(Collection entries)
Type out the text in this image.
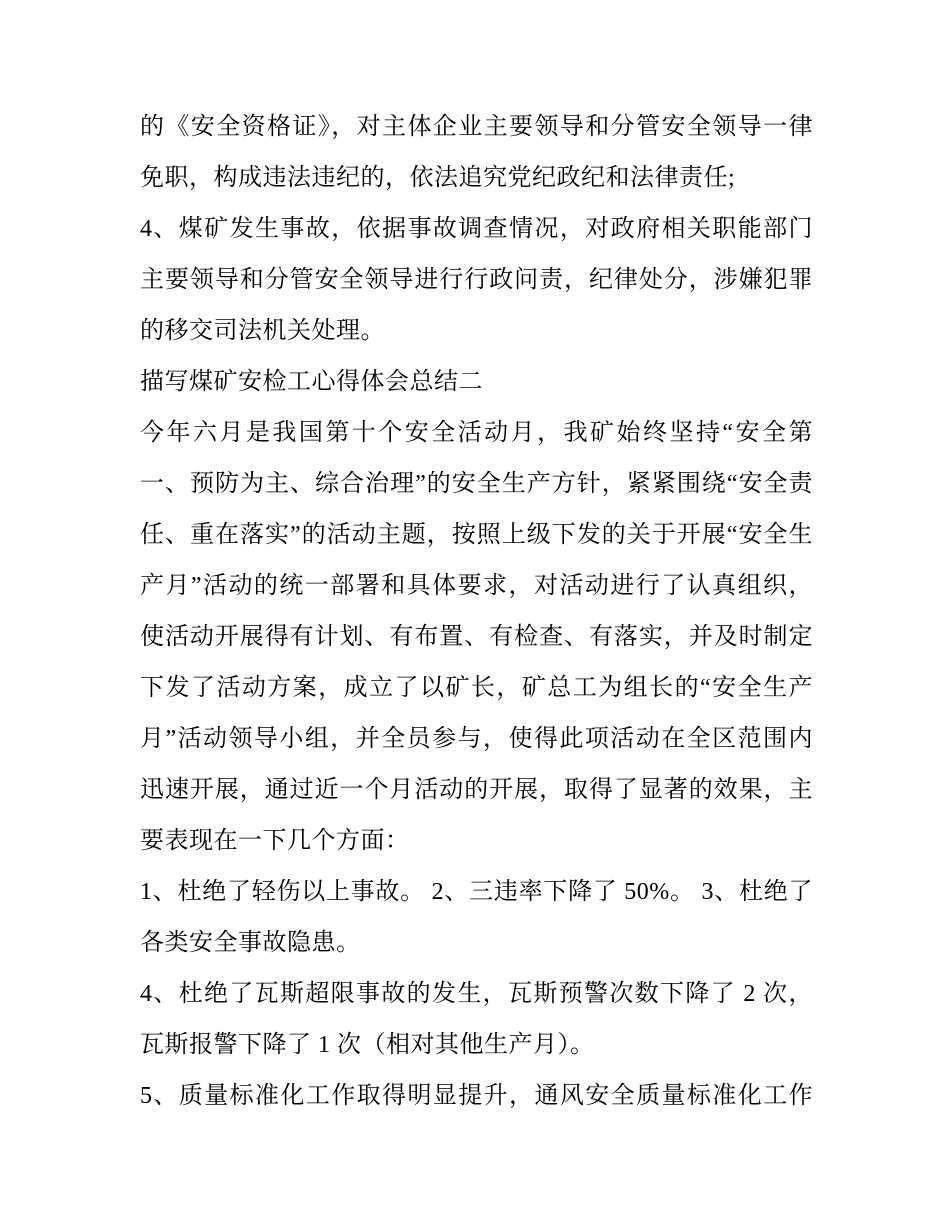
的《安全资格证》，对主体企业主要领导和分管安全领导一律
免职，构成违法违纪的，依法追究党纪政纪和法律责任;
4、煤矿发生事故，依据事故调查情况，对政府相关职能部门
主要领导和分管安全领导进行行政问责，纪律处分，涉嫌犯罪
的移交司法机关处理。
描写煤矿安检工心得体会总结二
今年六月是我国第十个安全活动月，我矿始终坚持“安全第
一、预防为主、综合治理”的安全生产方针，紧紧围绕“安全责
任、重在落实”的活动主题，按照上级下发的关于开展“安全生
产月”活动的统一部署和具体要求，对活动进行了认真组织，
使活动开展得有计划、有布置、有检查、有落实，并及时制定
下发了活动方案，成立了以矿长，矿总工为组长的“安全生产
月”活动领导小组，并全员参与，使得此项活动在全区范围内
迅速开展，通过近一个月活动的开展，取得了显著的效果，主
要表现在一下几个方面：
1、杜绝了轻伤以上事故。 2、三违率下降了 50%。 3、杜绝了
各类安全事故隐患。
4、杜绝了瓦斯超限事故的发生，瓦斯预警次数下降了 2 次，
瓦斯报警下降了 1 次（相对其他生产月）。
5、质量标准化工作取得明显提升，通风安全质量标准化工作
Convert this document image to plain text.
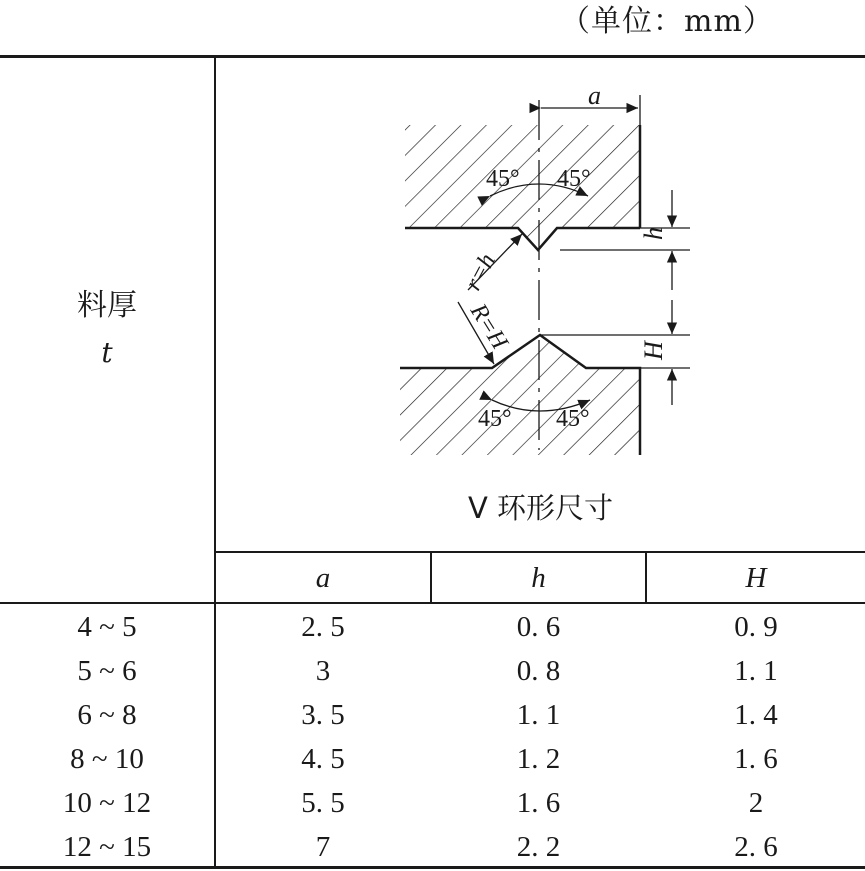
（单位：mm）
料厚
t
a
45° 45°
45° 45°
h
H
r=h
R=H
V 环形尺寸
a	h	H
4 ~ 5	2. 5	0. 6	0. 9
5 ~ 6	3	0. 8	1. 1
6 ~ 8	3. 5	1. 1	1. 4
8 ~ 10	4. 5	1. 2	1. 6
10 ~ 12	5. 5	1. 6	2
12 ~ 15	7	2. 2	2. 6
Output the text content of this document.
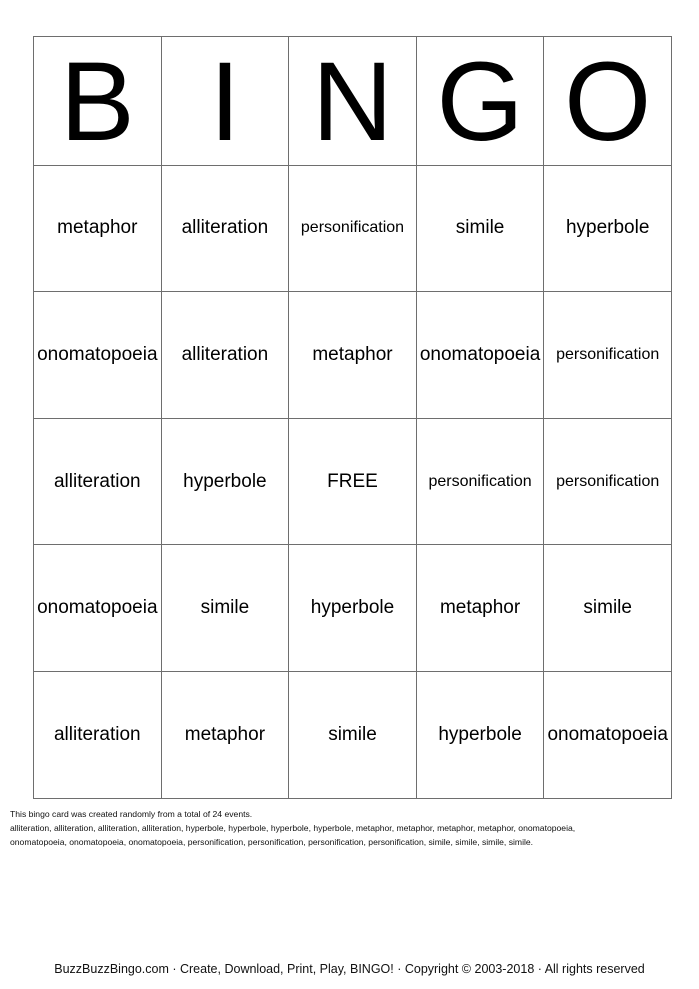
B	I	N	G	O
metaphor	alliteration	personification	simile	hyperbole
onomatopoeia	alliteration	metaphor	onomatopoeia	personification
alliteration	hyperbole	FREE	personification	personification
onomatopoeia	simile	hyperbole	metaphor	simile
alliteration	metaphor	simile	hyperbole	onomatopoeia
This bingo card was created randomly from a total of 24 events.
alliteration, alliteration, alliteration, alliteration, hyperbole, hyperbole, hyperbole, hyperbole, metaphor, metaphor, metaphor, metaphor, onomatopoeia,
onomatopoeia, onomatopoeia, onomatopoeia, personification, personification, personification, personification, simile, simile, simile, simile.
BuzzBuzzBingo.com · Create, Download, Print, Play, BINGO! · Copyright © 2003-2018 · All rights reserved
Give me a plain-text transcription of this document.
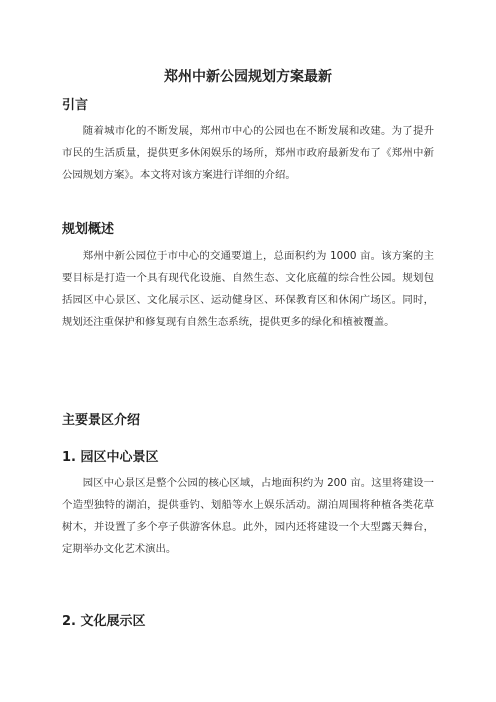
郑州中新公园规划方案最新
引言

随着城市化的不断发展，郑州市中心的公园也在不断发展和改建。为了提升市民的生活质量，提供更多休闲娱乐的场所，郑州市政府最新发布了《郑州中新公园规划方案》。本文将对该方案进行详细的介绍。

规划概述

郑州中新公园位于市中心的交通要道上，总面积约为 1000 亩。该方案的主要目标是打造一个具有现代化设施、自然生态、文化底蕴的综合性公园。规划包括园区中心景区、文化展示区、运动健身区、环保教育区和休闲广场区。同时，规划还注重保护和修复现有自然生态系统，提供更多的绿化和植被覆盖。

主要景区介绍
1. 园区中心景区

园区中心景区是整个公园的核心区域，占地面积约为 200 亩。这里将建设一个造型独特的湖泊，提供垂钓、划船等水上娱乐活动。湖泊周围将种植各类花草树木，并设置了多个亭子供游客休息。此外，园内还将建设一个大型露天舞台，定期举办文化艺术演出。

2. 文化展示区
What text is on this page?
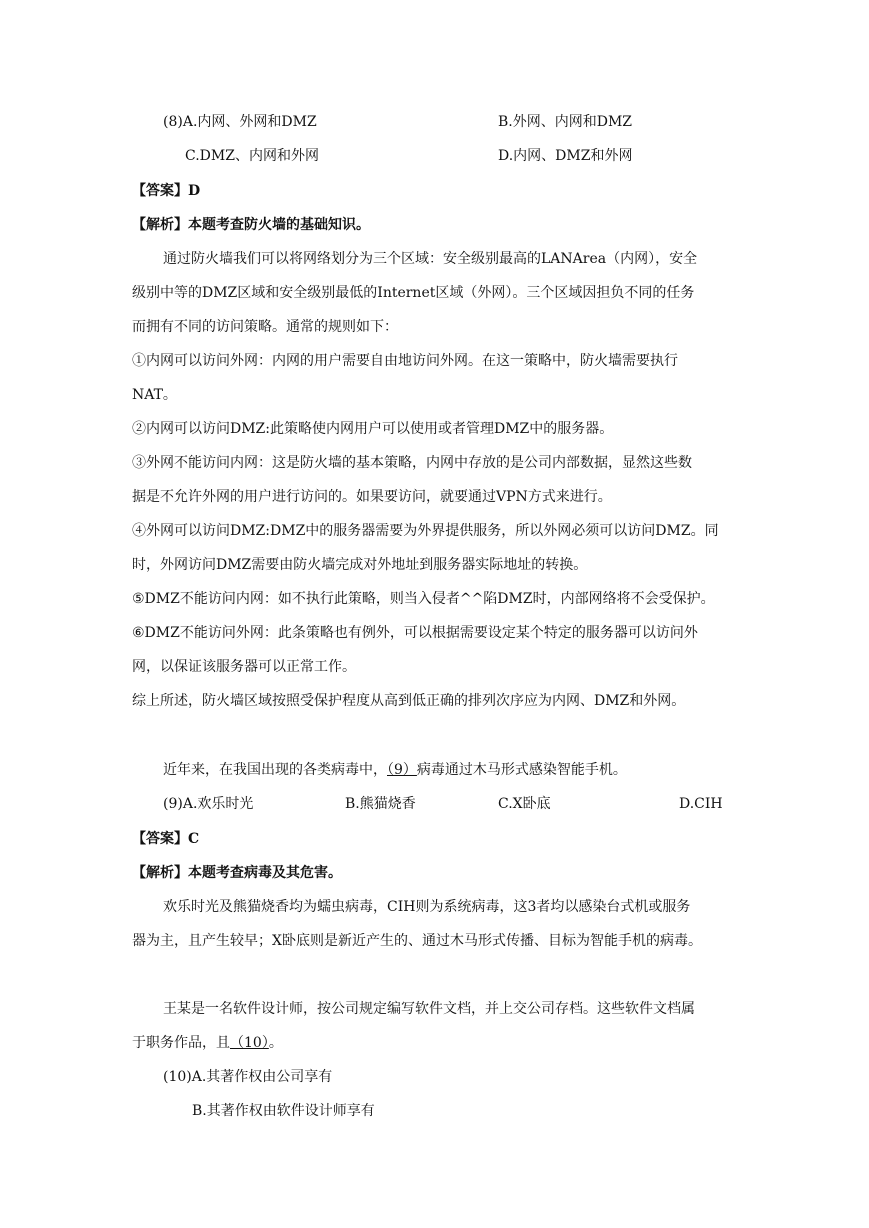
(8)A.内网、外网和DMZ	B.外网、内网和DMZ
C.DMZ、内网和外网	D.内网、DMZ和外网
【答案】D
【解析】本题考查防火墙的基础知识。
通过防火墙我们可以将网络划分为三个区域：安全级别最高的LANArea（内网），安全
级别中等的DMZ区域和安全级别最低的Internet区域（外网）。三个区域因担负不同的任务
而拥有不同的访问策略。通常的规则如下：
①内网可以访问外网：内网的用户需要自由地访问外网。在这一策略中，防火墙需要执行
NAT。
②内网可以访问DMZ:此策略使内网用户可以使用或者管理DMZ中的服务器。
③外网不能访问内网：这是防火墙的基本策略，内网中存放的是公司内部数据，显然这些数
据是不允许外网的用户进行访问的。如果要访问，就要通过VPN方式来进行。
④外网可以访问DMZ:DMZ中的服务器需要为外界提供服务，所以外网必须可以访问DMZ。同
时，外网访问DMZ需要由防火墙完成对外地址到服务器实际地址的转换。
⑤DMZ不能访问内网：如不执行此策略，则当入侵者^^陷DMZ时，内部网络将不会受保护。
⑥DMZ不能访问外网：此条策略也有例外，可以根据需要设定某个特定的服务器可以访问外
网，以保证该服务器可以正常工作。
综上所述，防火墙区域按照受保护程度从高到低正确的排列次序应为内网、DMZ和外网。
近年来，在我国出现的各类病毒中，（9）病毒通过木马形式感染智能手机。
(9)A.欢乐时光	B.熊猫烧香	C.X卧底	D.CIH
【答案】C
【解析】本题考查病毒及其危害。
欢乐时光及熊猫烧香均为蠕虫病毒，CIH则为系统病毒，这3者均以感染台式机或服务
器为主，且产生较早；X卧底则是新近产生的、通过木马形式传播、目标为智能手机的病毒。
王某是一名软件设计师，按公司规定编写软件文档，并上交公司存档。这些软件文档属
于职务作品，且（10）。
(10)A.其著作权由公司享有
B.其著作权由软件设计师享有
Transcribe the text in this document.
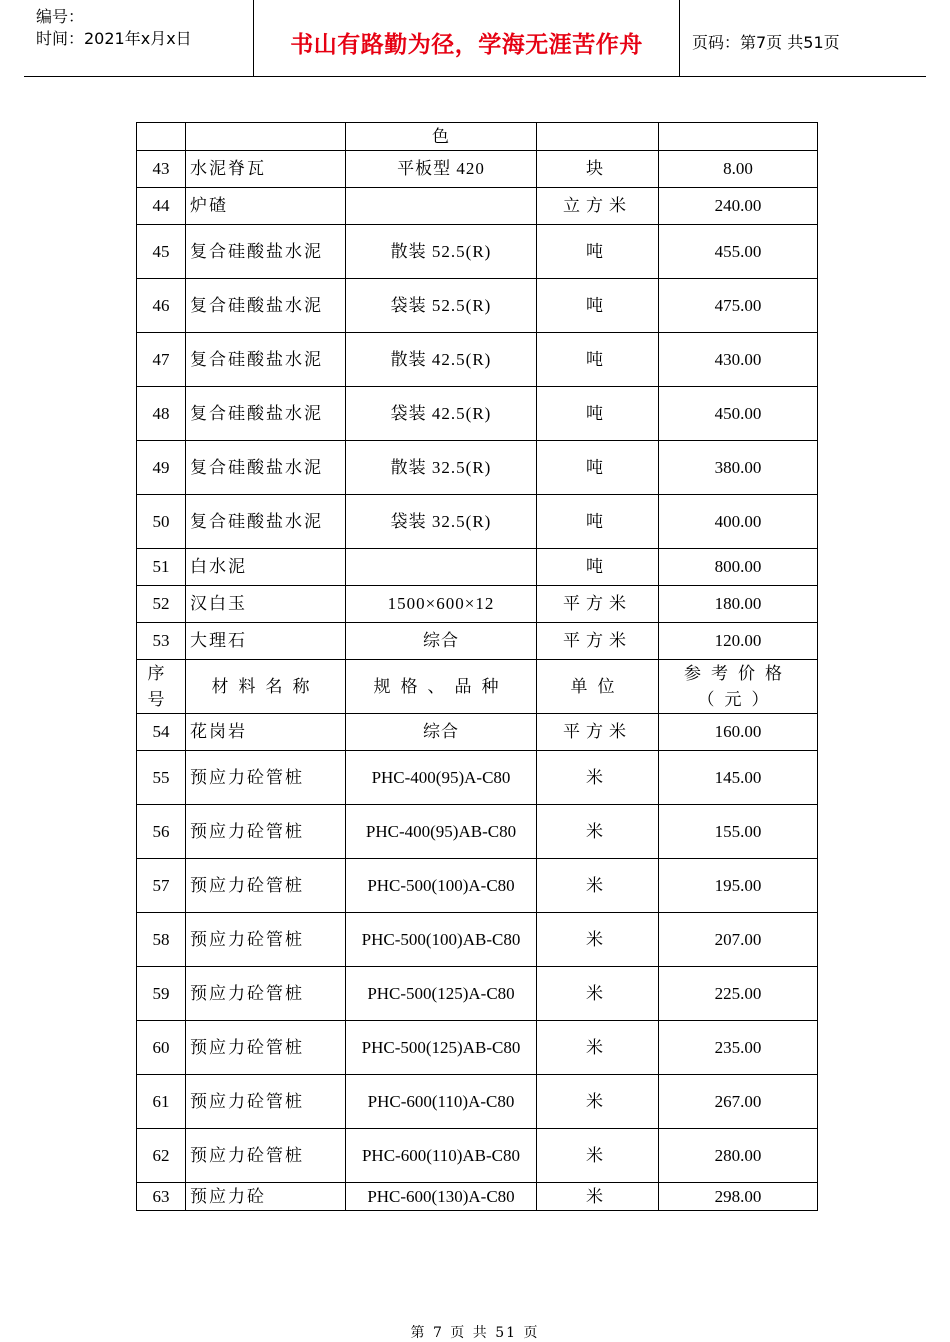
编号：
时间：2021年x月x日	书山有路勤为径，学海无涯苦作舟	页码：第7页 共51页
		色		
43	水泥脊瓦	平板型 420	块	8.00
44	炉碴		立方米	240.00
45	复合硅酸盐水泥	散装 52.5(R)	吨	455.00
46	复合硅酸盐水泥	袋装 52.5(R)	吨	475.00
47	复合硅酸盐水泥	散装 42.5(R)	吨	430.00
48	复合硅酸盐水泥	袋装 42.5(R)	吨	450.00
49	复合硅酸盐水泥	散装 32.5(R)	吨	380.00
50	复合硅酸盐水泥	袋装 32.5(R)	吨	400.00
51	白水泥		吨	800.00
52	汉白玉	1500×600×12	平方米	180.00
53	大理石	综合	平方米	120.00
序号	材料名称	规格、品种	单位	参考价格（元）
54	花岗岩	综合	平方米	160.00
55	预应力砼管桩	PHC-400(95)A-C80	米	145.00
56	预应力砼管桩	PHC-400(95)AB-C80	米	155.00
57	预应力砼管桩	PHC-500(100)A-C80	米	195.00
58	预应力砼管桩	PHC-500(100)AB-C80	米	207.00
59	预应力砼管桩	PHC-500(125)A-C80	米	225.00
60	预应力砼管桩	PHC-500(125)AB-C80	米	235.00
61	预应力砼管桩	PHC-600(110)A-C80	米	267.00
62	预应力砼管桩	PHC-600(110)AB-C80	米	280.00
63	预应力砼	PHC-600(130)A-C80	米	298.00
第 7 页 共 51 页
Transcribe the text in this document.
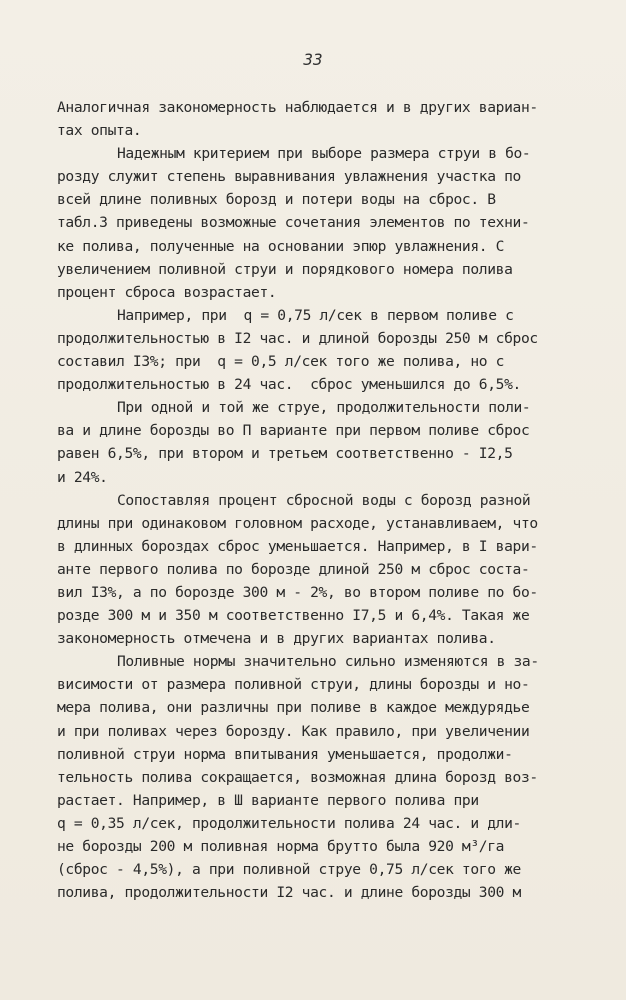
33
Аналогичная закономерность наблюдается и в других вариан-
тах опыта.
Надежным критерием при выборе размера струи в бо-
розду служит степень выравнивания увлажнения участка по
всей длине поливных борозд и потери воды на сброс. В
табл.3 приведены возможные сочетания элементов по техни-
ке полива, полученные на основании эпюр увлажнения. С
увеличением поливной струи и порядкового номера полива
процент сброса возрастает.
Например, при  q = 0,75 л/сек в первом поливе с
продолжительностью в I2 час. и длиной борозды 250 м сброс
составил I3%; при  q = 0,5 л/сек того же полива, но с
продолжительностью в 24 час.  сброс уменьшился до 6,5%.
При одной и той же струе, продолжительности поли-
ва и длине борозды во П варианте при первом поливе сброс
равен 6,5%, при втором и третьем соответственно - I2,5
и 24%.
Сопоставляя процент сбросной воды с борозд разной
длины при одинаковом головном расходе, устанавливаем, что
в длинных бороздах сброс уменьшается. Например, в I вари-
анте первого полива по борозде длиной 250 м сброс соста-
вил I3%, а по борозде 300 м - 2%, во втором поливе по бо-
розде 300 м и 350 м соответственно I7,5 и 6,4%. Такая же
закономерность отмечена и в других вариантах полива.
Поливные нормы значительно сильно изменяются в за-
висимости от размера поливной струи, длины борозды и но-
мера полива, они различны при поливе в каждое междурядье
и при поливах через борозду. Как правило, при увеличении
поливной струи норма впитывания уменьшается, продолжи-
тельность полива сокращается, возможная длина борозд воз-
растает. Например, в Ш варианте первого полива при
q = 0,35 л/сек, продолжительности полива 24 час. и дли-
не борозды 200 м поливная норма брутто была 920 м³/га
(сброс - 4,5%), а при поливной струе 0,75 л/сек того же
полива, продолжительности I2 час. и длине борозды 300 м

#### [Your objective]
Only lines with "струе" are wanted here; list each of them.

#### [Right answer]
При одной и той же струе, продолжительности поли-
(сброс - 4,5%), а при поливной струе 0,75 л/сек того же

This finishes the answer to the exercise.